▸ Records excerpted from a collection

▬▬▬▬▬▬▬▬▬▬

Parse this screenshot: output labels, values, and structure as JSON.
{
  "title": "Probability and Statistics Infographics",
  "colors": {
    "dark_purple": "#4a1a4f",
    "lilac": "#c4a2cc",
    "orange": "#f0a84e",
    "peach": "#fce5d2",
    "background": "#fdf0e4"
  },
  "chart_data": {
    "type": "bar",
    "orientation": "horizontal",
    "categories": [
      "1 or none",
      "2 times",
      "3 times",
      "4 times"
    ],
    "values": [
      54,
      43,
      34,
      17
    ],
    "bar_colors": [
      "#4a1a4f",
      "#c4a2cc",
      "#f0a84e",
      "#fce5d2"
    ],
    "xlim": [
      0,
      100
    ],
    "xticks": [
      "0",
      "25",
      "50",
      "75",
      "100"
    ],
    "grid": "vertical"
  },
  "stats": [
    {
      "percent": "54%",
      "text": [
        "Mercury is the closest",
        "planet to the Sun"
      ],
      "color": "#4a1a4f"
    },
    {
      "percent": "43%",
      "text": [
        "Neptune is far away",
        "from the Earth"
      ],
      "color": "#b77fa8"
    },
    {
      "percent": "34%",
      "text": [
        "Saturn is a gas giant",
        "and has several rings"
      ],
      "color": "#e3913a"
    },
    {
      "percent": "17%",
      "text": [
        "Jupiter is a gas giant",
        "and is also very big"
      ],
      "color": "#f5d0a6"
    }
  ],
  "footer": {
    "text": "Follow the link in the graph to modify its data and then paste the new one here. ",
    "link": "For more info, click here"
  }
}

▬▬▬▬▬▬▬▬▬▬

▸ What needs to be done
Check each line of the records above for the string "link", and report every line that has it.

▸ Right answer
    "text": "Follow the link in the graph to modify its data and then paste the new one here. ",
    "link": "For more info, click here"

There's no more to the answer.